#### [TASK GOAL]
Keep only the lines of the data below that contain "Regional", and copy them.

#### [Stored data]
--------------------------------

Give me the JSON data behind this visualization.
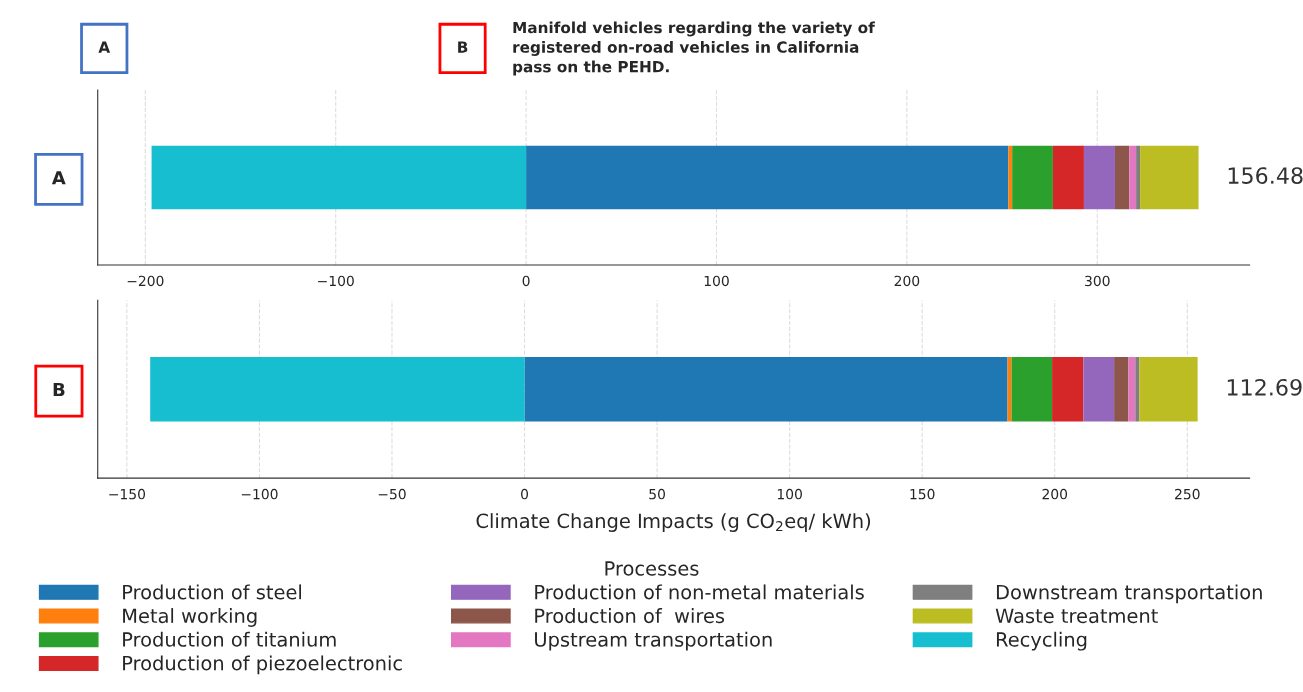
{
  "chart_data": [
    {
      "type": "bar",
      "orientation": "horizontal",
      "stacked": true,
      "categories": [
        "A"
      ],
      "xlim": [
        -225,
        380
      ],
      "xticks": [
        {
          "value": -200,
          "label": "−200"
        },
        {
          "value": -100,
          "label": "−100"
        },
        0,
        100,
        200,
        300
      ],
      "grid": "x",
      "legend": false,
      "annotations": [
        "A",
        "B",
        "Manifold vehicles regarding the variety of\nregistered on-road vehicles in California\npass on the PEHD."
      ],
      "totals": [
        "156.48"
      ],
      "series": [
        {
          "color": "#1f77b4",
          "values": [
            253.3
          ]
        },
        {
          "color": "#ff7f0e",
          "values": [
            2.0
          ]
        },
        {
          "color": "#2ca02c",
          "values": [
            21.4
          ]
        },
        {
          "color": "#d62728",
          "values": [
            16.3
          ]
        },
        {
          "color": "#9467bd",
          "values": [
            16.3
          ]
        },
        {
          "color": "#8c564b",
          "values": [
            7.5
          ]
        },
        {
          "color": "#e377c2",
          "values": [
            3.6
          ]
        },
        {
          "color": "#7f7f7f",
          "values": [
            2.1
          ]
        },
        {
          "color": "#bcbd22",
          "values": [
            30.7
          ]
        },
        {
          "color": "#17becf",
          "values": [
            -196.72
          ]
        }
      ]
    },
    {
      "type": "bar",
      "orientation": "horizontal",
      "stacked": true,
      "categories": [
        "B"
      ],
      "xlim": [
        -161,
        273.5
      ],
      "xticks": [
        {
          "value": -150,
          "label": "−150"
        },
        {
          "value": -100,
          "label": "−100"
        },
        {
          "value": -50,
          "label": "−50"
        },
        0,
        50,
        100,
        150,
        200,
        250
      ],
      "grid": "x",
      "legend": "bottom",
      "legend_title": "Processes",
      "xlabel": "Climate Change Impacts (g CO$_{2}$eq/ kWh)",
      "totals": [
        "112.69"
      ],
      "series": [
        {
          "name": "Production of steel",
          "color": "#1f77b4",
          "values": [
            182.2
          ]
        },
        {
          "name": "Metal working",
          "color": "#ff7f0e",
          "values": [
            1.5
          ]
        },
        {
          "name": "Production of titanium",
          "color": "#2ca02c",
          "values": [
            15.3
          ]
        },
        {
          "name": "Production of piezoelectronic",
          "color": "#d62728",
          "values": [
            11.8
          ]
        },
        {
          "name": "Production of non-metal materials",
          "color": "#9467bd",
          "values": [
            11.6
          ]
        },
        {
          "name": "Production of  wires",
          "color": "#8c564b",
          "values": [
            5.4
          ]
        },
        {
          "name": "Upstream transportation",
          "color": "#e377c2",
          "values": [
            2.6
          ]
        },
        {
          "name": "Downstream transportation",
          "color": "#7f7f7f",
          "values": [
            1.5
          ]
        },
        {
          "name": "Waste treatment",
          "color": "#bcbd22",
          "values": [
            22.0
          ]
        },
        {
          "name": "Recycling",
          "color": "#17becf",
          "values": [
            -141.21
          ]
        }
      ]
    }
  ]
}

--------------------------------

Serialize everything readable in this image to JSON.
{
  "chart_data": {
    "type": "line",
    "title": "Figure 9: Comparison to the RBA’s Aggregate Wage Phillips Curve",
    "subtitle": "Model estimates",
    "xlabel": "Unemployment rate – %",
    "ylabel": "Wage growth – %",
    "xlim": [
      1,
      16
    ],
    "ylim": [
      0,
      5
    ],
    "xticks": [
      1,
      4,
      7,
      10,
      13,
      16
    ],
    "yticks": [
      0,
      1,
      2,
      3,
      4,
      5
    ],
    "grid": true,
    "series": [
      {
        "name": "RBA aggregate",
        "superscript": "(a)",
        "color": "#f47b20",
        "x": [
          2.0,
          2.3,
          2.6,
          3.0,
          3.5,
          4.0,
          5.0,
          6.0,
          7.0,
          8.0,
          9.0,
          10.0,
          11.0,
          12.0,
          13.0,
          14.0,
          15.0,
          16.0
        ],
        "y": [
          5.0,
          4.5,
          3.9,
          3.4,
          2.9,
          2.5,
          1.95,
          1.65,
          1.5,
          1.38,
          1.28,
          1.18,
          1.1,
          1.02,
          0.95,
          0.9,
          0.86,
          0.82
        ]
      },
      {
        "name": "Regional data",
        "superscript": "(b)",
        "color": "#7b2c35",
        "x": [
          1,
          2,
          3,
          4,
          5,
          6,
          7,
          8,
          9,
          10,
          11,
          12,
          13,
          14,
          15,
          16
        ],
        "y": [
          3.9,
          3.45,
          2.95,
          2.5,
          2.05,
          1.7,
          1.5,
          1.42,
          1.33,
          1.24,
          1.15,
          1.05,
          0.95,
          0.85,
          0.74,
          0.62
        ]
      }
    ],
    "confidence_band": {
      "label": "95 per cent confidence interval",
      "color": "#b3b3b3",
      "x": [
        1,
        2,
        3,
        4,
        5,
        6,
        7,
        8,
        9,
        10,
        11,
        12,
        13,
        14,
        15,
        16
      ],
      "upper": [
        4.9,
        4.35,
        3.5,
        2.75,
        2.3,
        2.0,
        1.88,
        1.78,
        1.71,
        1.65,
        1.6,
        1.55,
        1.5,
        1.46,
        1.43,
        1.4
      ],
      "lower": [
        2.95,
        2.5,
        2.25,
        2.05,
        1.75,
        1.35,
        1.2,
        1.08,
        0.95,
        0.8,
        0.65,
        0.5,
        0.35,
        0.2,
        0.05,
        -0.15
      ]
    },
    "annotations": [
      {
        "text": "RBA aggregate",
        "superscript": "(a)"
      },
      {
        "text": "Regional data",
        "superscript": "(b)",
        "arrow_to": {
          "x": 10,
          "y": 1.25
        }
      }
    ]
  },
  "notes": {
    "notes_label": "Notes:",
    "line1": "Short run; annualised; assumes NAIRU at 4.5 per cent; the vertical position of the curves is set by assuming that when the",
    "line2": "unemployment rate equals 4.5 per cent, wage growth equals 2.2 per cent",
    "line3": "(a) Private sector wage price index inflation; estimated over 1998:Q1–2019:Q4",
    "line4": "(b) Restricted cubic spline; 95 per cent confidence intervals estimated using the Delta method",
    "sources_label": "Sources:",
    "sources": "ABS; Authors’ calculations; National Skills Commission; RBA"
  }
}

--------------------------------

#### [COMPLETE RESPONSE]
        "name": "Regional data",
        "text": "Regional data",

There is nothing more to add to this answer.